(Dataset items)
>> Begin
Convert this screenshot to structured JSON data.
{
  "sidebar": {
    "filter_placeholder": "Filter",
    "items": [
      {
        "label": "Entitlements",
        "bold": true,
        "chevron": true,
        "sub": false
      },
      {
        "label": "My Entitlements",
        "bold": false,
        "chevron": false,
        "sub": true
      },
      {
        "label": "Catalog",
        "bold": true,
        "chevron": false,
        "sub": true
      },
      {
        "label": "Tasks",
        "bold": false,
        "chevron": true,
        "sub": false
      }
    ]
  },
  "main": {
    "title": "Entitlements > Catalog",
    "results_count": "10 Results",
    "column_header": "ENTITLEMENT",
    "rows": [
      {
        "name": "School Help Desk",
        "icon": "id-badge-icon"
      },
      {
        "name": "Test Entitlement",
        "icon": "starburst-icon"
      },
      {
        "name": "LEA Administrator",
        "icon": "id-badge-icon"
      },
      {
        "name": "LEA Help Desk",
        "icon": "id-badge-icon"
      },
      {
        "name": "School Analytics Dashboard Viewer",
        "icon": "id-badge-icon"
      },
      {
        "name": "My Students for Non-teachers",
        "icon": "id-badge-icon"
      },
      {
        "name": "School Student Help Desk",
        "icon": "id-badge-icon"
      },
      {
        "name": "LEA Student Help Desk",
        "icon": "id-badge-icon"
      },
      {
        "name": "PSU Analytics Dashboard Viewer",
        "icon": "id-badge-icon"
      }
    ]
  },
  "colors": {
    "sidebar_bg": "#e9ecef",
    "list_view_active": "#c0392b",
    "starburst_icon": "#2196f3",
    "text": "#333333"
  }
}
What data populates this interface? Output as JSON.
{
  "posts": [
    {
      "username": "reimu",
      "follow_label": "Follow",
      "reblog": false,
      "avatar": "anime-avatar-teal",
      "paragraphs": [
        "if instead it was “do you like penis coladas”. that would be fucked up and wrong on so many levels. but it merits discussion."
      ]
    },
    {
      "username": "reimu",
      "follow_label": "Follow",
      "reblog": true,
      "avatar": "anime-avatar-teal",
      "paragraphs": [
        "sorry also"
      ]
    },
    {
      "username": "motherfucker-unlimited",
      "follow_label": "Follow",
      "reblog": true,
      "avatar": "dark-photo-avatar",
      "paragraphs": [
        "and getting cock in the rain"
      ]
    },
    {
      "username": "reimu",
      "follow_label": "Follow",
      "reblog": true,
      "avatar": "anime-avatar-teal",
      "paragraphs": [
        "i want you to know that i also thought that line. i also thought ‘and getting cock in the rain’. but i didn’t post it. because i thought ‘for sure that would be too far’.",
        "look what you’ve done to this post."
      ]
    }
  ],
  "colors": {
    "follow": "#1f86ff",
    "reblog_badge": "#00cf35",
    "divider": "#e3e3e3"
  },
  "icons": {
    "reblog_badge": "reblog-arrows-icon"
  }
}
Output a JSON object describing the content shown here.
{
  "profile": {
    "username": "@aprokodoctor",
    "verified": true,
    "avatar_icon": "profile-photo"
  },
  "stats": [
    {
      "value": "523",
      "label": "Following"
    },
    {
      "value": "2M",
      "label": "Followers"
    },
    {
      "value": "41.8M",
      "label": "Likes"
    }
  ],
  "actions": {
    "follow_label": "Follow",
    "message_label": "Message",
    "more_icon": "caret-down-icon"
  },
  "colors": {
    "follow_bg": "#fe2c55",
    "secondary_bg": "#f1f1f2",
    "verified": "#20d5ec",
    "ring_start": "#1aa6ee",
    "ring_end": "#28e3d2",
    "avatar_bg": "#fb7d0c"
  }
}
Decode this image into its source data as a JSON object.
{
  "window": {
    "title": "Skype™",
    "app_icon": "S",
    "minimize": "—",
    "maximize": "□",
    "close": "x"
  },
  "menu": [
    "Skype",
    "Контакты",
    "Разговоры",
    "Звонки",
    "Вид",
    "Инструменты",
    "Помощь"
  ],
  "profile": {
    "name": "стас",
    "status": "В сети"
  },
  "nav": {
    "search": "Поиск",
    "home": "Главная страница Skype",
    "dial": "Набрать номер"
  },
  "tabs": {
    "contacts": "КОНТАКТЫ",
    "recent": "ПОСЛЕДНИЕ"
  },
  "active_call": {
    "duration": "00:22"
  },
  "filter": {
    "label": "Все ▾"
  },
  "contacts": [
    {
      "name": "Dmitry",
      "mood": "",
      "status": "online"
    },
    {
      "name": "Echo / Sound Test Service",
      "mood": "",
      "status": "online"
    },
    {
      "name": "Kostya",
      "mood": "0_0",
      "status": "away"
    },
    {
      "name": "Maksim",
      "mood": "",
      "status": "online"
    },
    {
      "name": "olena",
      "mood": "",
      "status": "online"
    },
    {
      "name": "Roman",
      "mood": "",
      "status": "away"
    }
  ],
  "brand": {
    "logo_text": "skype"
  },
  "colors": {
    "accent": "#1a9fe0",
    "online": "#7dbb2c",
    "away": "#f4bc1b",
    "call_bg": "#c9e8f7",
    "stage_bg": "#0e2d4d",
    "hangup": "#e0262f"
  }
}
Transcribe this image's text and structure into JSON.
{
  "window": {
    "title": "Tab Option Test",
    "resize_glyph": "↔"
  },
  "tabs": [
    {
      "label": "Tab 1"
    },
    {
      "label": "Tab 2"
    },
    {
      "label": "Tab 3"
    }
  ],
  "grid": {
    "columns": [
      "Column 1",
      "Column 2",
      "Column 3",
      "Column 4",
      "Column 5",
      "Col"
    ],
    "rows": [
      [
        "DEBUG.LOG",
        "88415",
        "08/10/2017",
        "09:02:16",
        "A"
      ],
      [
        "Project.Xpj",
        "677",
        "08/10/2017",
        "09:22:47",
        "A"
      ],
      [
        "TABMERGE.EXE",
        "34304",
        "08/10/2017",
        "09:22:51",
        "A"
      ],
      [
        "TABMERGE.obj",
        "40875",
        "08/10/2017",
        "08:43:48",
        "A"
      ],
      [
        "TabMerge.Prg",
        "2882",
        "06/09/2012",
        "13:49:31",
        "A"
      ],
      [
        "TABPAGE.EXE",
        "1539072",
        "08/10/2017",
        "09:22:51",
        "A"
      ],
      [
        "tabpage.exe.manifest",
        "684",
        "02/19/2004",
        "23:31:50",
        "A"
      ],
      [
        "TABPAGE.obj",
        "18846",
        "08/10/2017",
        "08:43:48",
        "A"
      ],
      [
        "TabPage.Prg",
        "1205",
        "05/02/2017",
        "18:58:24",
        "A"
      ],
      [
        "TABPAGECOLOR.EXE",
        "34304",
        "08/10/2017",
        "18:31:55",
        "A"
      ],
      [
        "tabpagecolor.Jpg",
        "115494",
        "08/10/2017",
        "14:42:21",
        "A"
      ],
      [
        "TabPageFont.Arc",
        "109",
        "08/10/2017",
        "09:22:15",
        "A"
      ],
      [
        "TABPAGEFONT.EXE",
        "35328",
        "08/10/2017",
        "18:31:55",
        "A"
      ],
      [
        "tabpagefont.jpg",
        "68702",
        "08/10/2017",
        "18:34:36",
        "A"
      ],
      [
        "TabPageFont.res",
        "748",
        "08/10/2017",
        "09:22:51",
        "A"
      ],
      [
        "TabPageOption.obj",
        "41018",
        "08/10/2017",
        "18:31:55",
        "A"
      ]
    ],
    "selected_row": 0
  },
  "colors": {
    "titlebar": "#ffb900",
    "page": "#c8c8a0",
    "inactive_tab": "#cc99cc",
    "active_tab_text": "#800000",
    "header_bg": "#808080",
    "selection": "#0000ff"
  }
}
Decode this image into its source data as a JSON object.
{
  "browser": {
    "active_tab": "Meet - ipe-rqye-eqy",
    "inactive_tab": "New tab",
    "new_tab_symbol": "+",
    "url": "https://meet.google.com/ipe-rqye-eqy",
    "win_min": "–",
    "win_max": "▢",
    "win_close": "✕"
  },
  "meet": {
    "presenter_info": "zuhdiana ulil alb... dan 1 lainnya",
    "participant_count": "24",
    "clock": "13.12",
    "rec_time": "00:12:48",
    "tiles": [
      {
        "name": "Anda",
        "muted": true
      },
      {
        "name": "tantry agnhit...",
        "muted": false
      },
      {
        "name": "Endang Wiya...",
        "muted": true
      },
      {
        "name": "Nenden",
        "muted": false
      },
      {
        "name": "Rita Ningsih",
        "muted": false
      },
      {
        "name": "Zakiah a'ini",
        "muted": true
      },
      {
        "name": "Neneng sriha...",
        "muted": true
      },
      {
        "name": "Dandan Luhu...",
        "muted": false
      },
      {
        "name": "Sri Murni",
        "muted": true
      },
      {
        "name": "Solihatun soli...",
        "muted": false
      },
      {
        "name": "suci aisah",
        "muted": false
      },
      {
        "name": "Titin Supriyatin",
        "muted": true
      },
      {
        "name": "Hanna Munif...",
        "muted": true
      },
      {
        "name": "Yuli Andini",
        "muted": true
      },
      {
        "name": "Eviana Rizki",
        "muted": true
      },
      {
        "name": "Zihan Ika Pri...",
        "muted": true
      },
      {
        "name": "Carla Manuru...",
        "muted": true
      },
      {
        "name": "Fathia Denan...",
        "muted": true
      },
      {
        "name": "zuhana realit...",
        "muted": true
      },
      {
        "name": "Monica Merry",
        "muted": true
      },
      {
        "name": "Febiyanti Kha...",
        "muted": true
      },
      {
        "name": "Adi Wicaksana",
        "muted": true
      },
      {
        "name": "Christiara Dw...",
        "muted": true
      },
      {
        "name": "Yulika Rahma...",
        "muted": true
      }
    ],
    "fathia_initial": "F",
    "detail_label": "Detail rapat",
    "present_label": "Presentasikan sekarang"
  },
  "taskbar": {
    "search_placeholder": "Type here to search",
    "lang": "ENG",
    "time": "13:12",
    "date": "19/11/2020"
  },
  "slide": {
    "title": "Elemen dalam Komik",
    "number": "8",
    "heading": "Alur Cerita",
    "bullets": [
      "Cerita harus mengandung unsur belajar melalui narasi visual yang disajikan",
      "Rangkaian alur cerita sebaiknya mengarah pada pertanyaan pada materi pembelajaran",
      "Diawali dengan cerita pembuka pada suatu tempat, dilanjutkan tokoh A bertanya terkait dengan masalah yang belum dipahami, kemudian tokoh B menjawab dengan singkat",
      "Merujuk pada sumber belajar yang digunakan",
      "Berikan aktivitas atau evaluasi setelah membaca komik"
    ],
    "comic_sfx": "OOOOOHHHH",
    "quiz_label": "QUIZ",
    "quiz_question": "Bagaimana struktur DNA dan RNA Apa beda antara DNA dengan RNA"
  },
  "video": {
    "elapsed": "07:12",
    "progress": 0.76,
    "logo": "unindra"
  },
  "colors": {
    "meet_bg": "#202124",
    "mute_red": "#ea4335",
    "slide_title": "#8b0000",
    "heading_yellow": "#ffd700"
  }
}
>> End
Copy every line from the records above that contains the word "getting".

        "and getting cock in the rain"
        "i want you to know that i also thought that line. i also thought ‘and getting cock in the rain’. but i didn’t post it. because i thought ‘for sure that would be too far’.",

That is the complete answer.